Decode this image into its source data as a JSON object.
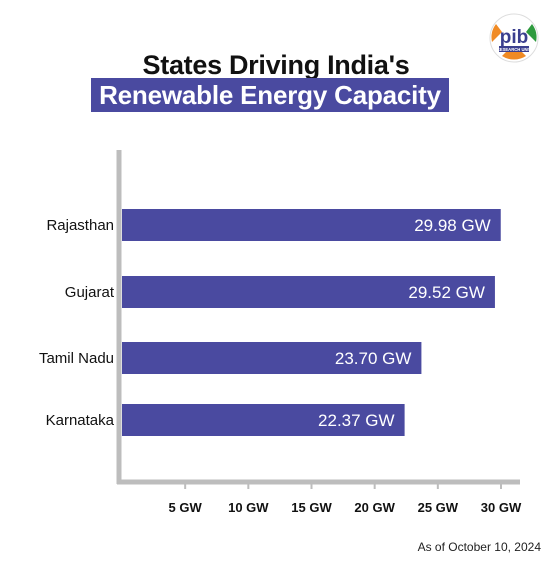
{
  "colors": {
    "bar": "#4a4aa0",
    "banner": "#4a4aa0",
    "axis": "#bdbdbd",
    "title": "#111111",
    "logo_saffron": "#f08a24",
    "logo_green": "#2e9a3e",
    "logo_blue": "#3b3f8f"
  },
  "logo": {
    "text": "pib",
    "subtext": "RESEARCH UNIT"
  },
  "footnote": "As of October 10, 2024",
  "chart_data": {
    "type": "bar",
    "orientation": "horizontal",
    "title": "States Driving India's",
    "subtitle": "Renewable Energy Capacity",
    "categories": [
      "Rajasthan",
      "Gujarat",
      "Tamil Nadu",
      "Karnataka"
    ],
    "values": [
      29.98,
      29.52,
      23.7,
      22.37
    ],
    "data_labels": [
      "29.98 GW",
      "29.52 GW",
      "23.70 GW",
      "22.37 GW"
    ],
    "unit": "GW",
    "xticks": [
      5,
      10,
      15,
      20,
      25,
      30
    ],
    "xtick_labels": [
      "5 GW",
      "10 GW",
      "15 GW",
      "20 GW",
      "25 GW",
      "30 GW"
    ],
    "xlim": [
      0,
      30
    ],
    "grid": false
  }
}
◇ ◇ ◇ ◇
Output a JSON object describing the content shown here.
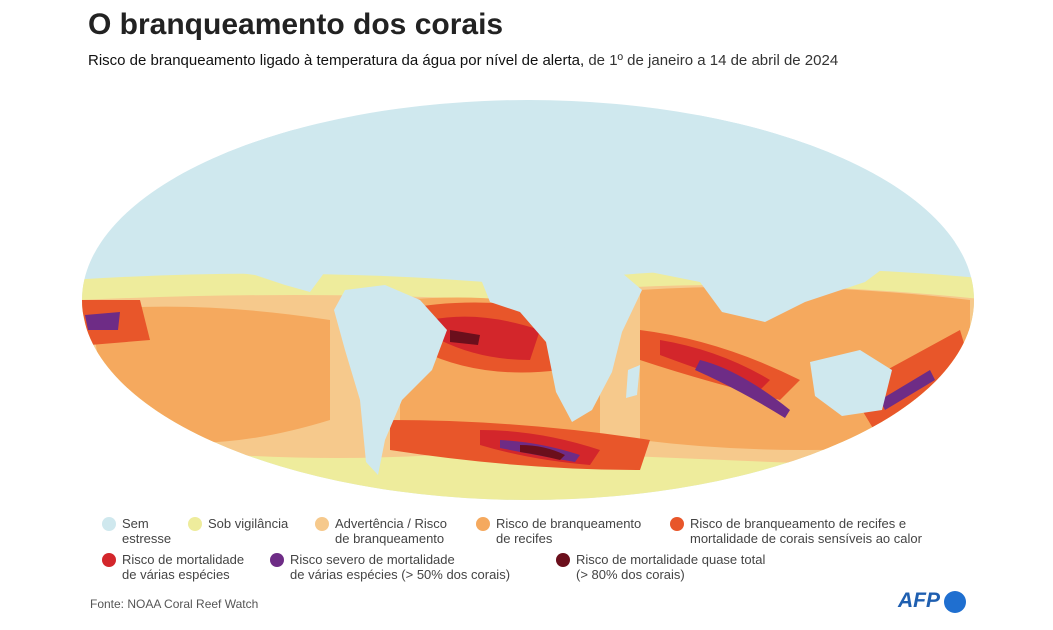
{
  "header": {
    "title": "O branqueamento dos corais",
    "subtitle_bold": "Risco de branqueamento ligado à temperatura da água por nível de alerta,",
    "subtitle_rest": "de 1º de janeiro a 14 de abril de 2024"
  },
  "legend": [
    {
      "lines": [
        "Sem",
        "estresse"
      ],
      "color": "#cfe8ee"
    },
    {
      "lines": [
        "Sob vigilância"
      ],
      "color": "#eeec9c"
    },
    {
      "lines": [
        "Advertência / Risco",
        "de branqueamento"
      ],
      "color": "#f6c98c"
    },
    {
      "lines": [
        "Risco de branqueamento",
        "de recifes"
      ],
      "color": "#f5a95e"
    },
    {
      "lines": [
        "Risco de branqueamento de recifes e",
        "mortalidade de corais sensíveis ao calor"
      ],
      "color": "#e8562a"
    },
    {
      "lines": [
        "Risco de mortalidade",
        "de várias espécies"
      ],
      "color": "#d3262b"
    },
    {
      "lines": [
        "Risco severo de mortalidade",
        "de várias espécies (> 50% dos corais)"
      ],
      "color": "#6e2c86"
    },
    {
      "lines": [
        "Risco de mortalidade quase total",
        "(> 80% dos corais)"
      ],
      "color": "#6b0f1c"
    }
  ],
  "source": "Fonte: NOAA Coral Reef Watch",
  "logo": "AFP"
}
◇ ◇ ◇ ◇
:: INSTRUCTIONS FOR THE TASK ::
Scan the listing above for the word "JSON" and copy every line that holds it.

:: EXERCISE SOLUTION ::
Decode this image into its source data as a JSON object.
Output a JSON object describing the content shown here.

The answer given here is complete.